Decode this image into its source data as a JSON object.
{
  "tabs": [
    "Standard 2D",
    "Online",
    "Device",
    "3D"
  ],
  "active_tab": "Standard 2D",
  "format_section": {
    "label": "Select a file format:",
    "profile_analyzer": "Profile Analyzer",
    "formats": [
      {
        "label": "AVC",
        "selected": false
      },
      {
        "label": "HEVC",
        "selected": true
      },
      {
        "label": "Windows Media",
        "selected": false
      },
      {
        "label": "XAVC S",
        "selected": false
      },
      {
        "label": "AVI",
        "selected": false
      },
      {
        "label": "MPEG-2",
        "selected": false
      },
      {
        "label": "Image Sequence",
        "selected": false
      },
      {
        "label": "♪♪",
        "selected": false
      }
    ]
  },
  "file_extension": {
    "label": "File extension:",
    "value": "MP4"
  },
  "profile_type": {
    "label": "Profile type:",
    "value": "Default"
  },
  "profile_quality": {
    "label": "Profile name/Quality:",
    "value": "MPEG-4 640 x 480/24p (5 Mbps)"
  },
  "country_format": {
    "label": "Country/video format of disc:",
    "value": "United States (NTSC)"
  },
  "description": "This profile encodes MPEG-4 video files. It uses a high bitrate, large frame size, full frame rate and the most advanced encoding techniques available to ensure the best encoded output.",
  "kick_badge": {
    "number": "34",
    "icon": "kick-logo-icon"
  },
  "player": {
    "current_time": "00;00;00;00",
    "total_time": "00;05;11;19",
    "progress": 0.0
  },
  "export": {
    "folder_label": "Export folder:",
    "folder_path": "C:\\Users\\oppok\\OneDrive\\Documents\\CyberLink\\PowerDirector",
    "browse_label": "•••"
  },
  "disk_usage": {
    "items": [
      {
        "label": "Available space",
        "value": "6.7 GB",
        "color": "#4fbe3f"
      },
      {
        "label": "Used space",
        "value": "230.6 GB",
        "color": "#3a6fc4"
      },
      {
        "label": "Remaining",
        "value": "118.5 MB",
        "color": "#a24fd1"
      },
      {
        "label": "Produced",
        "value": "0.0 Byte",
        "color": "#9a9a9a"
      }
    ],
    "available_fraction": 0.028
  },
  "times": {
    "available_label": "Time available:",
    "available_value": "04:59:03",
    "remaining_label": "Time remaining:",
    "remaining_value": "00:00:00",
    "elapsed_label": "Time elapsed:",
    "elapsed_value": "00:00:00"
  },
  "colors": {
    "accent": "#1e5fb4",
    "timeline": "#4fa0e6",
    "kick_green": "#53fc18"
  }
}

#####

> _GIVEN EXERCISE_: Repeat the material above in full, quoting it exactly.

> _CORRECT RESPONSE_:
Decode this image into its source data as a JSON object.
{
  "tabs": [
    "Standard 2D",
    "Online",
    "Device",
    "3D"
  ],
  "active_tab": "Standard 2D",
  "format_section": {
    "label": "Select a file format:",
    "profile_analyzer": "Profile Analyzer",
    "formats": [
      {
        "label": "AVC",
        "selected": false
      },
      {
        "label": "HEVC",
        "selected": true
      },
      {
        "label": "Windows Media",
        "selected": false
      },
      {
        "label": "XAVC S",
        "selected": false
      },
      {
        "label": "AVI",
        "selected": false
      },
      {
        "label": "MPEG-2",
        "selected": false
      },
      {
        "label": "Image Sequence",
        "selected": false
      },
      {
        "label": "♪♪",
        "selected": false
      }
    ]
  },
  "file_extension": {
    "label": "File extension:",
    "value": "MP4"
  },
  "profile_type": {
    "label": "Profile type:",
    "value": "Default"
  },
  "profile_quality": {
    "label": "Profile name/Quality:",
    "value": "MPEG-4 640 x 480/24p (5 Mbps)"
  },
  "country_format": {
    "label": "Country/video format of disc:",
    "value": "United States (NTSC)"
  },
  "description": "This profile encodes MPEG-4 video files. It uses a high bitrate, large frame size, full frame rate and the most advanced encoding techniques available to ensure the best encoded output.",
  "kick_badge": {
    "number": "34",
    "icon": "kick-logo-icon"
  },
  "player": {
    "current_time": "00;00;00;00",
    "total_time": "00;05;11;19",
    "progress": 0.0
  },
  "export": {
    "folder_label": "Export folder:",
    "folder_path": "C:\\Users\\oppok\\OneDrive\\Documents\\CyberLink\\PowerDirector",
    "browse_label": "•••"
  },
  "disk_usage": {
    "items": [
      {
        "label": "Available space",
        "value": "6.7 GB",
        "color": "#4fbe3f"
      },
      {
        "label": "Used space",
        "value": "230.6 GB",
        "color": "#3a6fc4"
      },
      {
        "label": "Remaining",
        "value": "118.5 MB",
        "color": "#a24fd1"
      },
      {
        "label": "Produced",
        "value": "0.0 Byte",
        "color": "#9a9a9a"
      }
    ],
    "available_fraction": 0.028
  },
  "times": {
    "available_label": "Time available:",
    "available_value": "04:59:03",
    "remaining_label": "Time remaining:",
    "remaining_value": "00:00:00",
    "elapsed_label": "Time elapsed:",
    "elapsed_value": "00:00:00"
  },
  "colors": {
    "accent": "#1e5fb4",
    "timeline": "#4fa0e6",
    "kick_green": "#53fc18"
  }
}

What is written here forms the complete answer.